[What the exercise asks]:
Copy every record below, exactly as written.

[Dataset records]:
____

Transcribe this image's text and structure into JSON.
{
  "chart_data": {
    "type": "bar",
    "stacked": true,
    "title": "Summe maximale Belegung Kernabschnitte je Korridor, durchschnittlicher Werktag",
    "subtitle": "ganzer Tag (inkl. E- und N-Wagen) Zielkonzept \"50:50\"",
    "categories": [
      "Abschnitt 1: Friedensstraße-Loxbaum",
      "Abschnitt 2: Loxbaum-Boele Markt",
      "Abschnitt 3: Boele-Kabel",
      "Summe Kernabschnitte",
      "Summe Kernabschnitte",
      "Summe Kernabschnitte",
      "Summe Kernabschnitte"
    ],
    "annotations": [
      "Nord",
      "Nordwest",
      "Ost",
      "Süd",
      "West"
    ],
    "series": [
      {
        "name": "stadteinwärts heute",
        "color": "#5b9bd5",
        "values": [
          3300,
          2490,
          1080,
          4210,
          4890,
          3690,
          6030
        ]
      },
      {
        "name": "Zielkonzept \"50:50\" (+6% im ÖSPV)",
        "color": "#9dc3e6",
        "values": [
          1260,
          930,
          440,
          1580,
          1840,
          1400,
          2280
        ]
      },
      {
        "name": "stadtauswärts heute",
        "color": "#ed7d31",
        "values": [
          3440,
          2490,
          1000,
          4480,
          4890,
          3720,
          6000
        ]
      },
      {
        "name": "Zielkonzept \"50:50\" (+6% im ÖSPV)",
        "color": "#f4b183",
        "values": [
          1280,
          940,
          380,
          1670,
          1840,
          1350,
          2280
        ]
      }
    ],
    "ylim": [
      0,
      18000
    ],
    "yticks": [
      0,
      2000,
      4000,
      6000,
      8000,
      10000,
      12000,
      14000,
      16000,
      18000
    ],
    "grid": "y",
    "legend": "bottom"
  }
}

____

[Answer below]:
Transcribe this image's text and structure into JSON.
{
  "chart_data": {
    "type": "bar",
    "stacked": true,
    "title": "Summe maximale Belegung Kernabschnitte je Korridor, durchschnittlicher Werktag",
    "subtitle": "ganzer Tag (inkl. E- und N-Wagen) Zielkonzept \"50:50\"",
    "categories": [
      "Abschnitt 1: Friedensstraße-Loxbaum",
      "Abschnitt 2: Loxbaum-Boele Markt",
      "Abschnitt 3: Boele-Kabel",
      "Summe Kernabschnitte",
      "Summe Kernabschnitte",
      "Summe Kernabschnitte",
      "Summe Kernabschnitte"
    ],
    "annotations": [
      "Nord",
      "Nordwest",
      "Ost",
      "Süd",
      "West"
    ],
    "series": [
      {
        "name": "stadteinwärts heute",
        "color": "#5b9bd5",
        "values": [
          3300,
          2490,
          1080,
          4210,
          4890,
          3690,
          6030
        ]
      },
      {
        "name": "Zielkonzept \"50:50\" (+6% im ÖSPV)",
        "color": "#9dc3e6",
        "values": [
          1260,
          930,
          440,
          1580,
          1840,
          1400,
          2280
        ]
      },
      {
        "name": "stadtauswärts heute",
        "color": "#ed7d31",
        "values": [
          3440,
          2490,
          1000,
          4480,
          4890,
          3720,
          6000
        ]
      },
      {
        "name": "Zielkonzept \"50:50\" (+6% im ÖSPV)",
        "color": "#f4b183",
        "values": [
          1280,
          940,
          380,
          1670,
          1840,
          1350,
          2280
        ]
      }
    ],
    "ylim": [
      0,
      18000
    ],
    "yticks": [
      0,
      2000,
      4000,
      6000,
      8000,
      10000,
      12000,
      14000,
      16000,
      18000
    ],
    "grid": "y",
    "legend": "bottom"
  }
}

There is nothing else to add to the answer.